■ Direction:
Read the entries below and pull out each line with the string "porte".

Source data
================================

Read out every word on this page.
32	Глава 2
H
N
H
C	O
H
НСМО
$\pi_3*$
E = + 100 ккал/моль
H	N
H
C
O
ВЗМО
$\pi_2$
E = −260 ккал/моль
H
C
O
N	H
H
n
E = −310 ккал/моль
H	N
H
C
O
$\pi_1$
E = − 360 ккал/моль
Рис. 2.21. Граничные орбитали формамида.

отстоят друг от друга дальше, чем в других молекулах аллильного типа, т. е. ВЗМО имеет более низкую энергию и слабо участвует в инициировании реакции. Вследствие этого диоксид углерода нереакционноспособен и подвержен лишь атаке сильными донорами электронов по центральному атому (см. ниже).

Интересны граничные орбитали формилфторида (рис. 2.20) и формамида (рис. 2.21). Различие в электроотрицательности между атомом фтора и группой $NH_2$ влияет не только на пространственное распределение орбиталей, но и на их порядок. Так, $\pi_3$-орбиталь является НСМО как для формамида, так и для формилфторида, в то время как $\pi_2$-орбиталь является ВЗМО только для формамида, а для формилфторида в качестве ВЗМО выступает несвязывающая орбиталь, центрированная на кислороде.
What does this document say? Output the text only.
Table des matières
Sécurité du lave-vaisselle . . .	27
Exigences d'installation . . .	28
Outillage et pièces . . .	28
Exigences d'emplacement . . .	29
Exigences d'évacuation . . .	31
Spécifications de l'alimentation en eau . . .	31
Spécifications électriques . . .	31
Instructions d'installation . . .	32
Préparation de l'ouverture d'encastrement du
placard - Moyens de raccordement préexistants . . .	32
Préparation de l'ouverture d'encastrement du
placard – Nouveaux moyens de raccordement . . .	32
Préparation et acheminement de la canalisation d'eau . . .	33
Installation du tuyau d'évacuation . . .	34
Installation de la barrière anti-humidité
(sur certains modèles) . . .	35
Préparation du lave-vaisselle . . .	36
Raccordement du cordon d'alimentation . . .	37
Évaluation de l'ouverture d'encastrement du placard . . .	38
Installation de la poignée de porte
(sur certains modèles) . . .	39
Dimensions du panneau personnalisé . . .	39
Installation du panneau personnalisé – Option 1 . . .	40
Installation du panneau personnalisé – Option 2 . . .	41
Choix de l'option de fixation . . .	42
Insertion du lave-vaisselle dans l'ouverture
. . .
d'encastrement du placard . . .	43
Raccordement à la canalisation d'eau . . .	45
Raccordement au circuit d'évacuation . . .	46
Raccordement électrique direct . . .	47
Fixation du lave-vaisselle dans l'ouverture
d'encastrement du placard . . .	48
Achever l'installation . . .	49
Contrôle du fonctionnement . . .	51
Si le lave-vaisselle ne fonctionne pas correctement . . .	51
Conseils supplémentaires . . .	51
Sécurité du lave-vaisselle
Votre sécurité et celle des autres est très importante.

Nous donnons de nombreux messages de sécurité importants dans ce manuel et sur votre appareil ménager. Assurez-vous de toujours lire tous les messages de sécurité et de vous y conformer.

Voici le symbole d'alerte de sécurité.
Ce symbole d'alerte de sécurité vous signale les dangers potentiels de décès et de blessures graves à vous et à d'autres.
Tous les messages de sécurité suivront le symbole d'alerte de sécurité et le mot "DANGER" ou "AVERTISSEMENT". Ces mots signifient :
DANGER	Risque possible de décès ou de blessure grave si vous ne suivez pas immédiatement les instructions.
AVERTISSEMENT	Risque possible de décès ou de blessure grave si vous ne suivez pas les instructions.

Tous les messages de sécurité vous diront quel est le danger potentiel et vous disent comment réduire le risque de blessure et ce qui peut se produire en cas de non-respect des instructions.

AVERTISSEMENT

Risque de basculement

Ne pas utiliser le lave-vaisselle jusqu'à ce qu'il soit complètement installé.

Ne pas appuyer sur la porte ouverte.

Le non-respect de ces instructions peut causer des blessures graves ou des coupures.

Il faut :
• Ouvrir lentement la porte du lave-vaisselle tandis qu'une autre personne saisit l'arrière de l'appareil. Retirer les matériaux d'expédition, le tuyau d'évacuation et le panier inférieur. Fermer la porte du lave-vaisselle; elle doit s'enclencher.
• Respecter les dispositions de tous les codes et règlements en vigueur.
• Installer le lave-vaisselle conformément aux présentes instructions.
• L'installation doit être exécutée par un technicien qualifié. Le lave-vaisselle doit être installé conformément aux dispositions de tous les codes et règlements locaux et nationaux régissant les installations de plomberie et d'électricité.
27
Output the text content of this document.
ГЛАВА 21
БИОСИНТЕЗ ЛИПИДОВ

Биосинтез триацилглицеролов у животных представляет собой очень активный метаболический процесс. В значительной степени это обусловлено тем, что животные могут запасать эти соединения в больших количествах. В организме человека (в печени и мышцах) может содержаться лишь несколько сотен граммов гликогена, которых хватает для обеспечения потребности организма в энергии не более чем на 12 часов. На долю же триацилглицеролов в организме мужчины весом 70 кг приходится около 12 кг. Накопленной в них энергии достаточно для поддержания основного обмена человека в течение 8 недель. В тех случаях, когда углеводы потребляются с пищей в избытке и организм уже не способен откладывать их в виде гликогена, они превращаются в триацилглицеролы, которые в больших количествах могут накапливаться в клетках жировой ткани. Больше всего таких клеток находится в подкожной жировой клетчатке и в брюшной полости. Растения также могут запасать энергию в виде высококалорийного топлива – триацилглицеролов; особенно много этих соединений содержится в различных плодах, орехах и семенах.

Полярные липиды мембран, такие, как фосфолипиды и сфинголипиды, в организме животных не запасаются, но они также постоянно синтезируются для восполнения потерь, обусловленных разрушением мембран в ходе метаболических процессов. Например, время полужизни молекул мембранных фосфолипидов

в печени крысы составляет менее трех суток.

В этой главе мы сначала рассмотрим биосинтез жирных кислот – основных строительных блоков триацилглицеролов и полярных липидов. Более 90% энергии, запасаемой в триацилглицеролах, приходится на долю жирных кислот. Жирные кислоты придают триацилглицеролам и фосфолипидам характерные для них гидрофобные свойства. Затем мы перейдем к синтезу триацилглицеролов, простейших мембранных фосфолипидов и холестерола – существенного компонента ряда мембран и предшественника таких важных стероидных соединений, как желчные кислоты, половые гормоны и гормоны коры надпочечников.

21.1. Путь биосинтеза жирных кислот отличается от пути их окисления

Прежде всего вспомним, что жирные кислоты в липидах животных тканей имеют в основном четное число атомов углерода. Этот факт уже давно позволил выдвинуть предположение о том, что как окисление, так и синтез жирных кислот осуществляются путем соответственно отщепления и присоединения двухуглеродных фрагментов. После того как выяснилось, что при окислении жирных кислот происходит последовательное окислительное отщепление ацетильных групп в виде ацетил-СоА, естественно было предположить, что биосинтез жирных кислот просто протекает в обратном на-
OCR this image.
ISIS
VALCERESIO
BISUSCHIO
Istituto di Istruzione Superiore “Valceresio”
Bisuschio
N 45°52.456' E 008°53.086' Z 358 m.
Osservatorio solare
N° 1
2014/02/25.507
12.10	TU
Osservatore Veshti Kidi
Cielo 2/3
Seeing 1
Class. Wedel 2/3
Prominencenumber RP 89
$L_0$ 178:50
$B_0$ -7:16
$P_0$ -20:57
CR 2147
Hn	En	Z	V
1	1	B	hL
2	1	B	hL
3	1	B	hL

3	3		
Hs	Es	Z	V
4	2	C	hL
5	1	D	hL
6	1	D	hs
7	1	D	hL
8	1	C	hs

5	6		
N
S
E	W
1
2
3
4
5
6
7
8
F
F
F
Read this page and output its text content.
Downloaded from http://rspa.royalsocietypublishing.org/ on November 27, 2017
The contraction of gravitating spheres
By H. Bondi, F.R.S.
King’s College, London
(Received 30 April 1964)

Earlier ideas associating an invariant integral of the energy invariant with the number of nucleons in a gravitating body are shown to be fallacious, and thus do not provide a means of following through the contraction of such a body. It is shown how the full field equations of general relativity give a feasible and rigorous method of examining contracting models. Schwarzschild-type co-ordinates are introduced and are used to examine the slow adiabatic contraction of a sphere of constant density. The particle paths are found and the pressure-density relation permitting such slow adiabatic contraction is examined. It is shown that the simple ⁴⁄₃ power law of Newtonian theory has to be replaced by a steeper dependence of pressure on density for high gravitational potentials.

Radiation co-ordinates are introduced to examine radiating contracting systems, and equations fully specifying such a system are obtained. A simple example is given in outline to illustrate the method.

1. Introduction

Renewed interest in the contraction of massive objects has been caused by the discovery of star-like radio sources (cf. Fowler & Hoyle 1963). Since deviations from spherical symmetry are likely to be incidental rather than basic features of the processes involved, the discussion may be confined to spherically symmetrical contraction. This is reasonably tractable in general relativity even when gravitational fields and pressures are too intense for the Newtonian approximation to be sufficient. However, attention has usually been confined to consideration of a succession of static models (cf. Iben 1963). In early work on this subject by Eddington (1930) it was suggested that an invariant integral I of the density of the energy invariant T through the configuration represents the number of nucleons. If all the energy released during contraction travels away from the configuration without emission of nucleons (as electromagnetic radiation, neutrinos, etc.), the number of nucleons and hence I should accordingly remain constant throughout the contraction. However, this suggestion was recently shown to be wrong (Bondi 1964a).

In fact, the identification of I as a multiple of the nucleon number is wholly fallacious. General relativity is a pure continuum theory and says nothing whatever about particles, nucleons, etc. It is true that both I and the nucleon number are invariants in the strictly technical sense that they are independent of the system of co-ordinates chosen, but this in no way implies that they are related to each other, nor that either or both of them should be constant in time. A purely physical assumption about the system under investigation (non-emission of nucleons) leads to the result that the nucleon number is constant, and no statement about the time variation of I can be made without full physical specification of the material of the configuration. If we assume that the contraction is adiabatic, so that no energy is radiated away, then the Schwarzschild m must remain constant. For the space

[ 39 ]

================================

■ Written solution:
Installation de la poignée de porte
Ne pas appuyer sur la porte ouverte.
• Ouvrir lentement la porte du lave-vaisselle tandis qu'une autre personne saisit l'arrière de l'appareil. Retirer les matériaux d'expédition, le tuyau d'évacuation et le panier inférieur. Fermer la porte du lave-vaisselle; elle doit s'enclencher.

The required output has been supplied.